§ EXERCISE BRIEF
Please present the records, from their first line through the line containing "candle-body[interactable] <box>38 355" (both included), as a Markdown table with the columns Row and Line. Number each line and leave out blank lines.

§ PROVIDED MATERIAL

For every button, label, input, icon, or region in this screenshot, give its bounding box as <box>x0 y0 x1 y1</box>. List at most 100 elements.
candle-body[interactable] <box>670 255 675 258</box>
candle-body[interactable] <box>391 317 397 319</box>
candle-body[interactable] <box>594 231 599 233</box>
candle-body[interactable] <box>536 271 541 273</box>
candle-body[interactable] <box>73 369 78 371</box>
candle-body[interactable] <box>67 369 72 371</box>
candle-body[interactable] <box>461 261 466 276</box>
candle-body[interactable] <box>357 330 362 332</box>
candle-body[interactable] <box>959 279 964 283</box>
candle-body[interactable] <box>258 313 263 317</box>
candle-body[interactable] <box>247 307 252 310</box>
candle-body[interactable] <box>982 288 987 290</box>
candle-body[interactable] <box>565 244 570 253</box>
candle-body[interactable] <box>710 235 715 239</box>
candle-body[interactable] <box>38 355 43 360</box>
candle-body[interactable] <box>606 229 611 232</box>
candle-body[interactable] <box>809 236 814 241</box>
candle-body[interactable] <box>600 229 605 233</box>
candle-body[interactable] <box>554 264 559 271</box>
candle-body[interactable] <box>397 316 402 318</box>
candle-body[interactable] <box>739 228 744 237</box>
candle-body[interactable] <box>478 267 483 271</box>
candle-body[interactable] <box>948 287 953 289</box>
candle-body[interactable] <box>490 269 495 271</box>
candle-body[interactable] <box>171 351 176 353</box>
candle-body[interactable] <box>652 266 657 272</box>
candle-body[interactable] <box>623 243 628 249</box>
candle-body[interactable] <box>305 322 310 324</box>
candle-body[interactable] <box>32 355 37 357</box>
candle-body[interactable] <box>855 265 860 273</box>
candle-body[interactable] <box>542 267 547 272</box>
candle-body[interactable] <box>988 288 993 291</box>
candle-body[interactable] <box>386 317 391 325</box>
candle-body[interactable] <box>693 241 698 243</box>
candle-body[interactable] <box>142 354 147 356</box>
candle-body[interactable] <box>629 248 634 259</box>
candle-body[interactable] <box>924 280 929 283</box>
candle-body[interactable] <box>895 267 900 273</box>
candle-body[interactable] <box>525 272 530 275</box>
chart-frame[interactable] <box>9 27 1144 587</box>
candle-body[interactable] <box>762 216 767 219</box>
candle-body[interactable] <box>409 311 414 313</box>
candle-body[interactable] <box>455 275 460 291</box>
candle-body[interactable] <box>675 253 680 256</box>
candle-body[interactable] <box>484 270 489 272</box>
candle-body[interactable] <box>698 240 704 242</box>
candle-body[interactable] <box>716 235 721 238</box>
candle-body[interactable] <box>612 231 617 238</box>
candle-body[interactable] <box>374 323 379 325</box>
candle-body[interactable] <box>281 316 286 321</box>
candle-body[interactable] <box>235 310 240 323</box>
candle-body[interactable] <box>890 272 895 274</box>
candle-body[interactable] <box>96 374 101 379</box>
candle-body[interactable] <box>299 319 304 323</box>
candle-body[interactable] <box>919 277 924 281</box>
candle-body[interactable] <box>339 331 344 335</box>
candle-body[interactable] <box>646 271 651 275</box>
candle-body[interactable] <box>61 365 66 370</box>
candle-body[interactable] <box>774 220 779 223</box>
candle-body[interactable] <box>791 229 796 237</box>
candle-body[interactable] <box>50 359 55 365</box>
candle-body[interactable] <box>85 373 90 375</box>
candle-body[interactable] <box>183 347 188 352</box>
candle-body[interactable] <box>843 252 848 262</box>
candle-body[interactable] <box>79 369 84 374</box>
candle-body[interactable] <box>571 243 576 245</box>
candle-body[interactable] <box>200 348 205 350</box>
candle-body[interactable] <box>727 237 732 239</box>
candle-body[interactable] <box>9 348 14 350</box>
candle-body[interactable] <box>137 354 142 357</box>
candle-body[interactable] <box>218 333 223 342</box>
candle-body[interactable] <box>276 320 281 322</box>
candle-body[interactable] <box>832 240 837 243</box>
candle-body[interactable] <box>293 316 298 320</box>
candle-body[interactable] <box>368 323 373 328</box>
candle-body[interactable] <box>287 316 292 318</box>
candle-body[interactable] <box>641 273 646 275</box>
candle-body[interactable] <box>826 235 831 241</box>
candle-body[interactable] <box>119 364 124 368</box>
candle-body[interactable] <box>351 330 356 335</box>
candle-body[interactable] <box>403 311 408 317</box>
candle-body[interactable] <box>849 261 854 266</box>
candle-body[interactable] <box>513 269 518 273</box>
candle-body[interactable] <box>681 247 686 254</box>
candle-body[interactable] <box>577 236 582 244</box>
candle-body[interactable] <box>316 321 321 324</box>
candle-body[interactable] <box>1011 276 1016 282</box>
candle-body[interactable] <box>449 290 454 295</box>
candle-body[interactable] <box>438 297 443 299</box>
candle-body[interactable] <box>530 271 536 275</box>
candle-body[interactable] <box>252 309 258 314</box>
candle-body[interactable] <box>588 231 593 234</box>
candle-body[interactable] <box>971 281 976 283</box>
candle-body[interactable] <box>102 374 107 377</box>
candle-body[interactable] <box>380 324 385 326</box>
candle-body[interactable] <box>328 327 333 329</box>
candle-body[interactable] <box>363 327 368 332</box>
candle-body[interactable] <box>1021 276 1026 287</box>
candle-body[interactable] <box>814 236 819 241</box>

§ REPLY TO THE EXERCISE
| Row | Line |
|---|---|
| 1 | For every button, label, input, icon, or region in this screenshot, give its bounding box as <box>x0 y0 x1 y1</box>. List at most 100 elements. |
| 2 | candle-body[interactable] <box>670 255 675 258</box> |
| 3 | candle-body[interactable] <box>391 317 397 319</box> |
| 4 | candle-body[interactable] <box>594 231 599 233</box> |
| 5 | candle-body[interactable] <box>536 271 541 273</box> |
| 6 | candle-body[interactable] <box>73 369 78 371</box> |
| 7 | candle-body[interactable] <box>67 369 72 371</box> |
| 8 | candle-body[interactable] <box>461 261 466 276</box> |
| 9 | candle-body[interactable] <box>357 330 362 332</box> |
| 10 | candle-body[interactable] <box>959 279 964 283</box> |
| 11 | candle-body[interactable] <box>258 313 263 317</box> |
| 12 | candle-body[interactable] <box>247 307 252 310</box> |
| 13 | candle-body[interactable] <box>982 288 987 290</box> |
| 14 | candle-body[interactable] <box>565 244 570 253</box> |
| 15 | candle-body[interactable] <box>710 235 715 239</box> |
| 16 | candle-body[interactable] <box>38 355 43 360</box> |